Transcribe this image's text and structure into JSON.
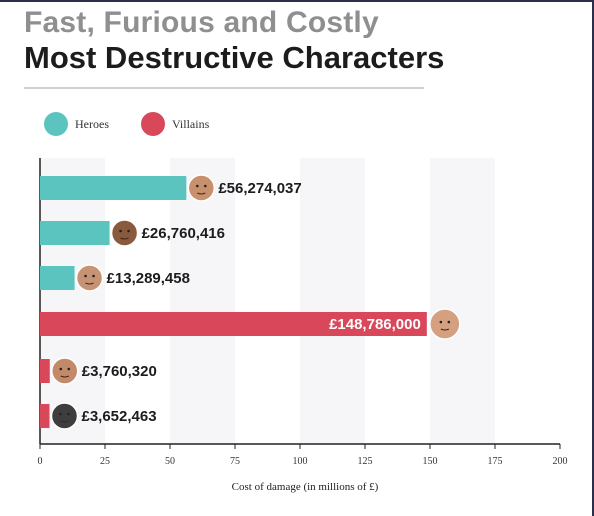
{
  "header": {
    "title": "Fast, Furious and Costly",
    "subtitle": "Most Destructive Characters"
  },
  "legend": [
    {
      "label": "Heroes",
      "color": "#5bc4bf"
    },
    {
      "label": "Villains",
      "color": "#d9475a"
    }
  ],
  "chart_data": {
    "type": "bar",
    "orientation": "horizontal",
    "categories": [
      "",
      "",
      "",
      "",
      "",
      ""
    ],
    "values": [
      56.274037,
      26.760416,
      13.289458,
      148.786,
      3.76032,
      3.652463
    ],
    "value_labels": [
      "£56,274,037",
      "£26,760,416",
      "£13,289,458",
      "£148,786,000",
      "£3,760,320",
      "£3,652,463"
    ],
    "groups": [
      "Heroes",
      "Heroes",
      "Heroes",
      "Villains",
      "Villains",
      "Villains"
    ],
    "xlabel": "Cost of damage (in millions of £)",
    "ylabel": "",
    "xlim": [
      0,
      200
    ],
    "xticks": [
      "0",
      "25",
      "50",
      "75",
      "100",
      "125",
      "150",
      "175",
      "200"
    ],
    "legend_position": "top-left",
    "grid": "alternating vertical bands"
  }
}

※ ※ ※

* What to produce *
Copy the records above exactly, omitting every picture.

* Reply to the exercise *
Transcribe this image's text and structure into JSON.
{
  "header": {
    "title": "Fast, Furious and Costly",
    "subtitle": "Most Destructive Characters"
  },
  "legend": [
    {
      "label": "Heroes",
      "color": "#5bc4bf"
    },
    {
      "label": "Villains",
      "color": "#d9475a"
    }
  ],
  "chart_data": {
    "type": "bar",
    "orientation": "horizontal",
    "categories": [
      "",
      "",
      "",
      "",
      "",
      ""
    ],
    "values": [
      56.274037,
      26.760416,
      13.289458,
      148.786,
      3.76032,
      3.652463
    ],
    "value_labels": [
      "£56,274,037",
      "£26,760,416",
      "£13,289,458",
      "£148,786,000",
      "£3,760,320",
      "£3,652,463"
    ],
    "groups": [
      "Heroes",
      "Heroes",
      "Heroes",
      "Villains",
      "Villains",
      "Villains"
    ],
    "xlabel": "Cost of damage (in millions of £)",
    "ylabel": "",
    "xlim": [
      0,
      200
    ],
    "xticks": [
      "0",
      "25",
      "50",
      "75",
      "100",
      "125",
      "150",
      "175",
      "200"
    ],
    "legend_position": "top-left",
    "grid": "alternating vertical bands"
  }
}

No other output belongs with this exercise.